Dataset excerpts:
+--

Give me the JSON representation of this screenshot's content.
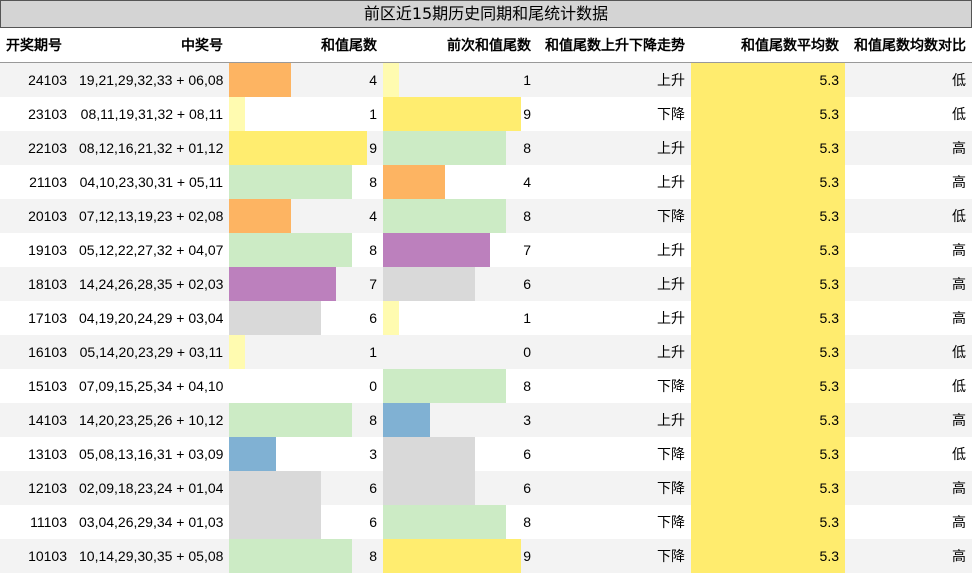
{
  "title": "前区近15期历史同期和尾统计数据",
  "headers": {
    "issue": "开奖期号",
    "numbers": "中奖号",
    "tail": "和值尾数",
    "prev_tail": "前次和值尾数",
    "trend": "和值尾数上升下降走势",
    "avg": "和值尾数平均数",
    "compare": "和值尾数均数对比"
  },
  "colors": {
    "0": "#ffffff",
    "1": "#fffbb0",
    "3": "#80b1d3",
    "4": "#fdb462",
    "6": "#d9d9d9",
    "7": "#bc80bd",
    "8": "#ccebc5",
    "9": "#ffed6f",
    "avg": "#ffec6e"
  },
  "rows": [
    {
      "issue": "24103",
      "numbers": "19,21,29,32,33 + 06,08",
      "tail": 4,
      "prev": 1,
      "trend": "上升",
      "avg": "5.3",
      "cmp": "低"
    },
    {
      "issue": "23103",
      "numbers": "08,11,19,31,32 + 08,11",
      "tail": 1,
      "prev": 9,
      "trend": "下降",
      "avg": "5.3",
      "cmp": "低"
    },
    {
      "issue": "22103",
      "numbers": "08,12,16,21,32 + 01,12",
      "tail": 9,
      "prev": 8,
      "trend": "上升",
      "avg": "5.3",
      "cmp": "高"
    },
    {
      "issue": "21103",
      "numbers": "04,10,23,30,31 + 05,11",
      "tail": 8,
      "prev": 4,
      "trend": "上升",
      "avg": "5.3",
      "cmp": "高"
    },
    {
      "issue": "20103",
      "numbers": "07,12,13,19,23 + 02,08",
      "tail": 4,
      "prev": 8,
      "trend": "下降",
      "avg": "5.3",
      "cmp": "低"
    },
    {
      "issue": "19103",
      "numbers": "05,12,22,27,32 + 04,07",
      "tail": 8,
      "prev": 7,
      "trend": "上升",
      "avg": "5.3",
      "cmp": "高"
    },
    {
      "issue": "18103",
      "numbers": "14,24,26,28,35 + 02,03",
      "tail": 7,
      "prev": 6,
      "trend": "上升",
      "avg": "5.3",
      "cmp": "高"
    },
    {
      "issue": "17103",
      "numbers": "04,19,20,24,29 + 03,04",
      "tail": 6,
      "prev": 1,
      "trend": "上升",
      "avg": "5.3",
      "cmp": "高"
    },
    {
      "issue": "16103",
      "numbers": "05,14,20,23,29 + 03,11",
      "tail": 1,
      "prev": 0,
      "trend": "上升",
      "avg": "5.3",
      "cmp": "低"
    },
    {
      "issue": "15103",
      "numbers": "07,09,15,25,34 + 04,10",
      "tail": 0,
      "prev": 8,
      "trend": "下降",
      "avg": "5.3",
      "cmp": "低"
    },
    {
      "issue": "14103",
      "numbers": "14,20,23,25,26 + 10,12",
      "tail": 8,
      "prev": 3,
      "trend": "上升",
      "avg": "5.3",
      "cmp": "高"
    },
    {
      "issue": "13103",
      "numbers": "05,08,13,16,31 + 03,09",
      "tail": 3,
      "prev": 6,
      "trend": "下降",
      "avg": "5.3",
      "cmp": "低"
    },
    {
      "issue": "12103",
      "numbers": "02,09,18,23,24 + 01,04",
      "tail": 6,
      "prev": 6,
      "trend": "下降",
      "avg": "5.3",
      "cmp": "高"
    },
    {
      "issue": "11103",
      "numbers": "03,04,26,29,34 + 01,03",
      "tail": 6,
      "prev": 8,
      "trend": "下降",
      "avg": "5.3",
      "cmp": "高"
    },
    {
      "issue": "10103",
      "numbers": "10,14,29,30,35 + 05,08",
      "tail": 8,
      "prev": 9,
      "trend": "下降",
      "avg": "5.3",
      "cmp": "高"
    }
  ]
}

+--

> Short task
In this exercise, set down all of the data exactly, without the pictures.

> Solution below
Give me the JSON representation of this screenshot's content.
{
  "title": "前区近15期历史同期和尾统计数据",
  "headers": {
    "issue": "开奖期号",
    "numbers": "中奖号",
    "tail": "和值尾数",
    "prev_tail": "前次和值尾数",
    "trend": "和值尾数上升下降走势",
    "avg": "和值尾数平均数",
    "compare": "和值尾数均数对比"
  },
  "colors": {
    "0": "#ffffff",
    "1": "#fffbb0",
    "3": "#80b1d3",
    "4": "#fdb462",
    "6": "#d9d9d9",
    "7": "#bc80bd",
    "8": "#ccebc5",
    "9": "#ffed6f",
    "avg": "#ffec6e"
  },
  "rows": [
    {
      "issue": "24103",
      "numbers": "19,21,29,32,33 + 06,08",
      "tail": 4,
      "prev": 1,
      "trend": "上升",
      "avg": "5.3",
      "cmp": "低"
    },
    {
      "issue": "23103",
      "numbers": "08,11,19,31,32 + 08,11",
      "tail": 1,
      "prev": 9,
      "trend": "下降",
      "avg": "5.3",
      "cmp": "低"
    },
    {
      "issue": "22103",
      "numbers": "08,12,16,21,32 + 01,12",
      "tail": 9,
      "prev": 8,
      "trend": "上升",
      "avg": "5.3",
      "cmp": "高"
    },
    {
      "issue": "21103",
      "numbers": "04,10,23,30,31 + 05,11",
      "tail": 8,
      "prev": 4,
      "trend": "上升",
      "avg": "5.3",
      "cmp": "高"
    },
    {
      "issue": "20103",
      "numbers": "07,12,13,19,23 + 02,08",
      "tail": 4,
      "prev": 8,
      "trend": "下降",
      "avg": "5.3",
      "cmp": "低"
    },
    {
      "issue": "19103",
      "numbers": "05,12,22,27,32 + 04,07",
      "tail": 8,
      "prev": 7,
      "trend": "上升",
      "avg": "5.3",
      "cmp": "高"
    },
    {
      "issue": "18103",
      "numbers": "14,24,26,28,35 + 02,03",
      "tail": 7,
      "prev": 6,
      "trend": "上升",
      "avg": "5.3",
      "cmp": "高"
    },
    {
      "issue": "17103",
      "numbers": "04,19,20,24,29 + 03,04",
      "tail": 6,
      "prev": 1,
      "trend": "上升",
      "avg": "5.3",
      "cmp": "高"
    },
    {
      "issue": "16103",
      "numbers": "05,14,20,23,29 + 03,11",
      "tail": 1,
      "prev": 0,
      "trend": "上升",
      "avg": "5.3",
      "cmp": "低"
    },
    {
      "issue": "15103",
      "numbers": "07,09,15,25,34 + 04,10",
      "tail": 0,
      "prev": 8,
      "trend": "下降",
      "avg": "5.3",
      "cmp": "低"
    },
    {
      "issue": "14103",
      "numbers": "14,20,23,25,26 + 10,12",
      "tail": 8,
      "prev": 3,
      "trend": "上升",
      "avg": "5.3",
      "cmp": "高"
    },
    {
      "issue": "13103",
      "numbers": "05,08,13,16,31 + 03,09",
      "tail": 3,
      "prev": 6,
      "trend": "下降",
      "avg": "5.3",
      "cmp": "低"
    },
    {
      "issue": "12103",
      "numbers": "02,09,18,23,24 + 01,04",
      "tail": 6,
      "prev": 6,
      "trend": "下降",
      "avg": "5.3",
      "cmp": "高"
    },
    {
      "issue": "11103",
      "numbers": "03,04,26,29,34 + 01,03",
      "tail": 6,
      "prev": 8,
      "trend": "下降",
      "avg": "5.3",
      "cmp": "高"
    },
    {
      "issue": "10103",
      "numbers": "10,14,29,30,35 + 05,08",
      "tail": 8,
      "prev": 9,
      "trend": "下降",
      "avg": "5.3",
      "cmp": "高"
    }
  ]
}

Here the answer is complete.